:: To be done ::
With the pictures omitted, write out the entries that follow exactly as they stand.
......
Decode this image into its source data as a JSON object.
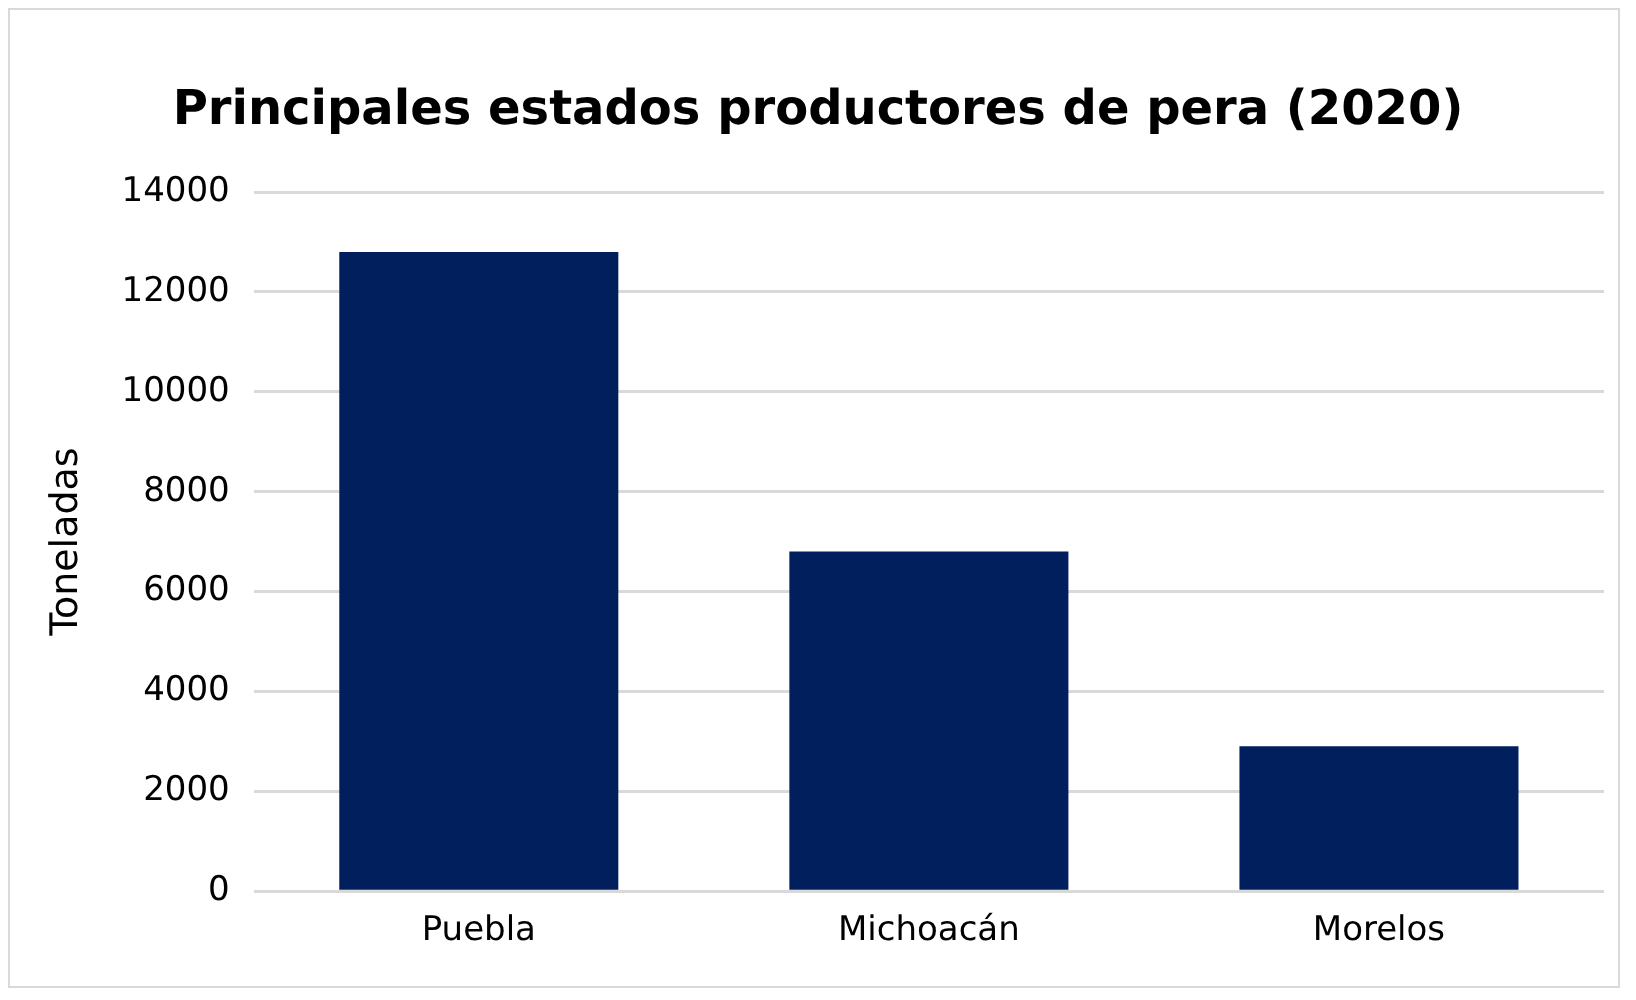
{
  "chart_data": {
    "type": "bar",
    "title": "Principales estados productores de pera (2020)",
    "ylabel": "Toneladas",
    "categories": [
      "Puebla",
      "Michoacán",
      "Morelos"
    ],
    "values": [
      12800,
      6800,
      2900
    ],
    "color": "#001f5c",
    "ylim": [
      0,
      14000
    ],
    "yticks": [
      0,
      2000,
      4000,
      6000,
      8000,
      10000,
      12000,
      14000
    ],
    "grid": "y"
  }
}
......
:: Exercise solution ::
Decode this image into its source data as a JSON object.
{
  "chart_data": {
    "type": "bar",
    "title": "Principales estados productores de pera (2020)",
    "ylabel": "Toneladas",
    "categories": [
      "Puebla",
      "Michoacán",
      "Morelos"
    ],
    "values": [
      12800,
      6800,
      2900
    ],
    "color": "#001f5c",
    "ylim": [
      0,
      14000
    ],
    "yticks": [
      0,
      2000,
      4000,
      6000,
      8000,
      10000,
      12000,
      14000
    ],
    "grid": "y"
  }
}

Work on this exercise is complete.